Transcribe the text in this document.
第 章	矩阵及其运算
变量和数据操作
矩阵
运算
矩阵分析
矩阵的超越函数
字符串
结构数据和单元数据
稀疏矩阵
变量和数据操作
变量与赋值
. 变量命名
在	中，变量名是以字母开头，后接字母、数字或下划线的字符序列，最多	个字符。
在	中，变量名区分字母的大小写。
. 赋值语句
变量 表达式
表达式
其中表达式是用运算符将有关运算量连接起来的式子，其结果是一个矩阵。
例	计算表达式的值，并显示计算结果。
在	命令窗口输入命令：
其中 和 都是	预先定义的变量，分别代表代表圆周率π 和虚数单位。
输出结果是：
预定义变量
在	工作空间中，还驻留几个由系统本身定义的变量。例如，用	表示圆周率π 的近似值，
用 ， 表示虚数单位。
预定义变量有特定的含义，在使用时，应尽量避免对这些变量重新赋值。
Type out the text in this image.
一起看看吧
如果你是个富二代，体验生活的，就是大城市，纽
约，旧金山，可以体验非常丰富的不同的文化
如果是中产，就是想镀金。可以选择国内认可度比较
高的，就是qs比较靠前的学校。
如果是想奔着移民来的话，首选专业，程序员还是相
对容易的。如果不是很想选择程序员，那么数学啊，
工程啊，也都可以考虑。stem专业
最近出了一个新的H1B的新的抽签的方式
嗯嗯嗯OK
==================================================
All of the data shown above must be copied exactly.

RESPONSE
Transcribe the text in this document.
第 章	矩阵及其运算
变量和数据操作
矩阵
运算
矩阵分析
矩阵的超越函数
字符串
结构数据和单元数据
稀疏矩阵
变量和数据操作
变量与赋值
. 变量命名
在	中，变量名是以字母开头，后接字母、数字或下划线的字符序列，最多	个字符。
在	中，变量名区分字母的大小写。
. 赋值语句
变量 表达式
表达式
其中表达式是用运算符将有关运算量连接起来的式子，其结果是一个矩阵。
例	计算表达式的值，并显示计算结果。
在	命令窗口输入命令：
其中 和 都是	预先定义的变量，分别代表代表圆周率π 和虚数单位。
输出结果是：
预定义变量
在	工作空间中，还驻留几个由系统本身定义的变量。例如，用	表示圆周率π 的近似值，
用 ， 表示虚数单位。
预定义变量有特定的含义，在使用时，应尽量避免对这些变量重新赋值。
Type out the text in this image.
一起看看吧
如果你是个富二代，体验生活的，就是大城市，纽
约，旧金山，可以体验非常丰富的不同的文化
如果是中产，就是想镀金。可以选择国内认可度比较
高的，就是qs比较靠前的学校。
如果是想奔着移民来的话，首选专业，程序员还是相
对容易的。如果不是很想选择程序员，那么数学啊，
工程啊，也都可以考虑。stem专业
最近出了一个新的H1B的新的抽签的方式
嗯嗯嗯OK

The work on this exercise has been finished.